SELECTED EXCERPT:
____
# Website Critique



## This_guy (Feb 23, 2016)

Hey guys! I published my website last month and am pretty happy with out it turned out! Would love some critique on the layout and how everything looks.

I used adobe portfolio to build it. Great web builder highly recommend it.

Samuel-Robbins.com


----------



## Derrel (Feb 23, 2016)

I looked through it. The layout is simple....click on a gallery, and use the scroll wheel...simple.It's actually very agreeable. Not elegant, not highly-stylized, yet at the same time, it's so...simple to navigate. For where you are at right now, it seems better than multiple other generic types of sites I've seen the past few years. One thought: get *two new pictures of yourself,* one for the intro, the second for the Hire Me page--those are dreadful. And take out some of the weaker shots in the Nature gallery, and* add some more good images to People*.


----------



## This_guy (Feb 23, 2016)

Derrel said:


> I looked through it. The layout is simple....click on a gallery, and use the scroll wheel...simple.It's actually very agreeable. Not elegant, not highly-stylized, yet at the same time, it's so...simple to navigate. For where you are at right now, it seems better than multiple other generic types of sites I've seen the past few years. One thought: get *two new pictures of yourself,* one for the intro, the second for the Hire Me page--those are dreadful. And take out some of the weaker shots in the Nature gallery, and* add some more good images to People*.



Thanks! I agree... I'm looking to do more portrait work in the future to add to it!


----------



## AceCo55 (Feb 24, 2016)

I agree with Derrel's points.
Some minor/logistic errors on my screen:
"Terms" page - the 6th to last word should be "than" not "then"

"Interested in hiring me?" page
First paragraph - I think you are setting yourself up for an ugly incident by saying " ... and I never turn down a customer"
Second paragraph. There is a long blank space between "might" and do.
Second paragraph. Last two words "say yes" are orphaned when there appears to be enough space for it not to happen.

Good luck. Simple, easy navigation.


----------
____
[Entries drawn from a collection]
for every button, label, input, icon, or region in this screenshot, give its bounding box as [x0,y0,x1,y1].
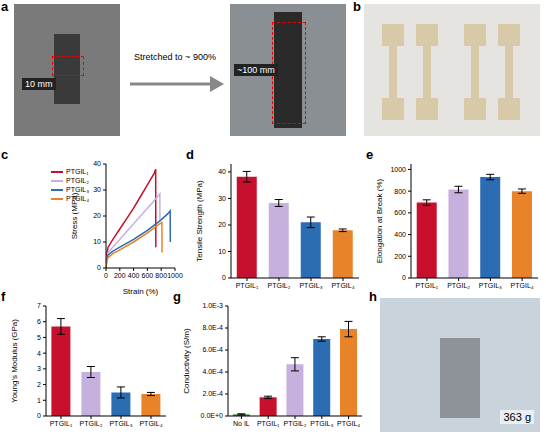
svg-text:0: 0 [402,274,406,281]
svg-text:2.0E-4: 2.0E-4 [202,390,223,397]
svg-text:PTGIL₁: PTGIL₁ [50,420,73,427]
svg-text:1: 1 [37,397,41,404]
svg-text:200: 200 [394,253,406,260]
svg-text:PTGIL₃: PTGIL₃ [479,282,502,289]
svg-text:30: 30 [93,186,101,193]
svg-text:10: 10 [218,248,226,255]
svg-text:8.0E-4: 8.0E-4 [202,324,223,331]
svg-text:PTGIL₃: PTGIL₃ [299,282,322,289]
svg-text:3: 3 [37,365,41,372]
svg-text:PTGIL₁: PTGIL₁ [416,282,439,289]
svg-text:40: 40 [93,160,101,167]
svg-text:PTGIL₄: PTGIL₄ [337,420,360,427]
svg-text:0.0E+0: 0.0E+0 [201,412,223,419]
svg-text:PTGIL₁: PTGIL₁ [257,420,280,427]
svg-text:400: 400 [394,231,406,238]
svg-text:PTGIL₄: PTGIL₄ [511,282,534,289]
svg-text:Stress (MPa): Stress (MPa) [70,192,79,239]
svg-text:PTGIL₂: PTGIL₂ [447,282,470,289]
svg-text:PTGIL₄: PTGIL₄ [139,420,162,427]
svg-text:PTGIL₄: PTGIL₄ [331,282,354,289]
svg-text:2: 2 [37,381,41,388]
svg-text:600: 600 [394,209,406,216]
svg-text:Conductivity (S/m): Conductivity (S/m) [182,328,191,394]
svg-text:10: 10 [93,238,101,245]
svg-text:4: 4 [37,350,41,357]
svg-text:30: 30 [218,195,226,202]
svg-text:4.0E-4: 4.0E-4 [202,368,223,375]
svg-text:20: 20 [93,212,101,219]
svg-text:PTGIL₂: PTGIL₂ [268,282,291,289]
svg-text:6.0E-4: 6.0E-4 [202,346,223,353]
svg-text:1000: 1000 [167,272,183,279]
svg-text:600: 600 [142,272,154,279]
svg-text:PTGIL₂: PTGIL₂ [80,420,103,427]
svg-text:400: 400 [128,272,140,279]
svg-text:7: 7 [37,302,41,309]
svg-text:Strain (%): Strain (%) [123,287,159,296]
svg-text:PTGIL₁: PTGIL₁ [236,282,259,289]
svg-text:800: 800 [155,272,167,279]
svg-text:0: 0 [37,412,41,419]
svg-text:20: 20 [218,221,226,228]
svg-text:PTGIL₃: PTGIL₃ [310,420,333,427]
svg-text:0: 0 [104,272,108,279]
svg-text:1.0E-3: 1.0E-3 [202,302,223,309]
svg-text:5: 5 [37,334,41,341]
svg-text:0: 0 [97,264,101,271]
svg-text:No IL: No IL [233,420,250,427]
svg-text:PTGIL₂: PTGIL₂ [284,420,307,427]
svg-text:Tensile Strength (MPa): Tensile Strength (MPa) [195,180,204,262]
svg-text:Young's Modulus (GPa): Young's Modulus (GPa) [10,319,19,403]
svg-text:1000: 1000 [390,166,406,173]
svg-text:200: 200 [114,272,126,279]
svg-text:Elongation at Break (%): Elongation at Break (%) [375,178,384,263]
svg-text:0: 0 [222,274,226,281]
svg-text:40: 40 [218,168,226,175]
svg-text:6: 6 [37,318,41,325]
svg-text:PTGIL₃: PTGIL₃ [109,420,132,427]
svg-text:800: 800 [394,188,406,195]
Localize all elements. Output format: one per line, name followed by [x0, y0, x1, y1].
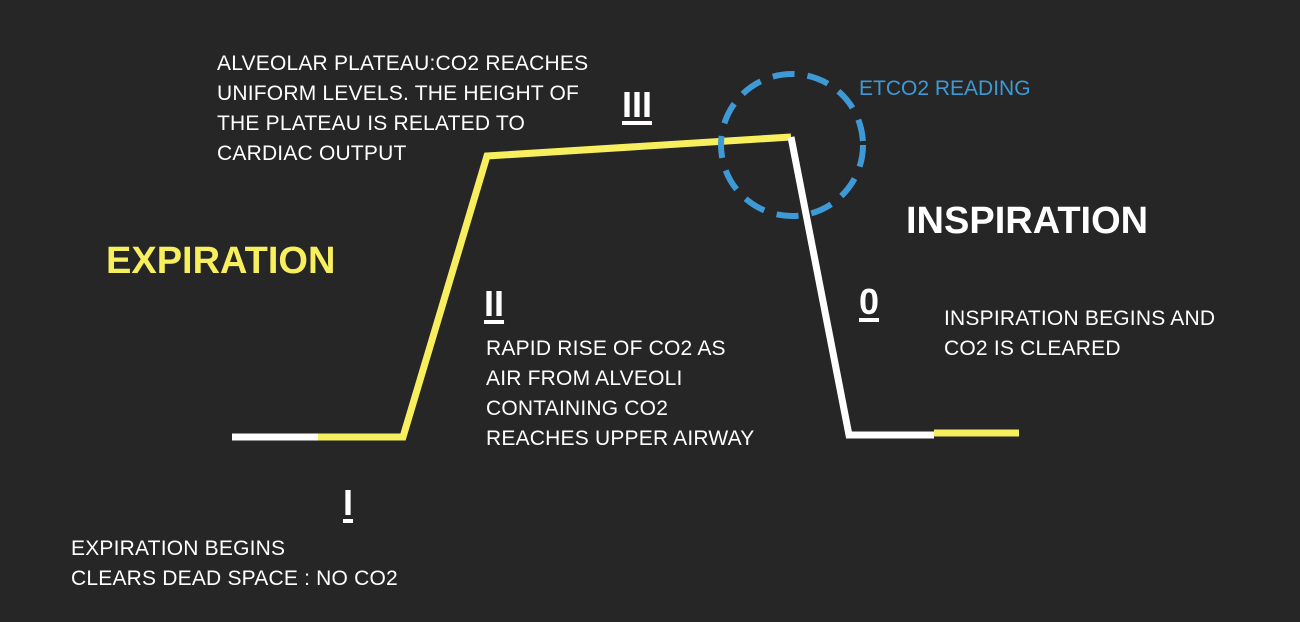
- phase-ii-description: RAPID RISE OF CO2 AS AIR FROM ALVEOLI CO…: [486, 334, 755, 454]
____
TASKS TO CARRY OUT:
1. Translate this sentence from the website critique thread into Spanish: "For where you are at right now, it seems better than multiple other generic types of sites I've seen the past few years."
2. Condense Derrel's reply in the website critique thread, the paragraph starting "I looked through it," into a short bulleted list that keeps its main points.
3. Please transcribe the website critique thread word for word from "I agree with" to "not to happen.".

TASK RESULTS:
1. Para el punto en el que estás ahora mismo, parece mejor que muchos otros tipos de sitios genéricos que he visto en los últimos años.

2.
- The layout is simple: click a gallery and scroll with the wheel.
- It is not elegant or highly stylized, but it is very agreeable and easy to navigate.
- For the site owner's current stage, it seems better than many generic sites seen in the past few years.
- Replace the two pictures of the owner, one on the intro and one on the Hire Me page, which are dreadful.
- Remove some weaker shots from the Nature gallery and add more good images to People.

3.
I agree with Derrel's points.
Some minor/logistic errors on my screen:
"Terms" page - the 6th to last word should be "than" not "then"

"Interested in hiring me?" page
First paragraph - I think you are setting yourself up for an ugly incident by saying " ... and I never turn down a customer"
Second paragraph. There is a long blank space between "might" and do.
Second paragraph. Last two words "say yes" are orphaned when there appears to be enough space for it not to happen.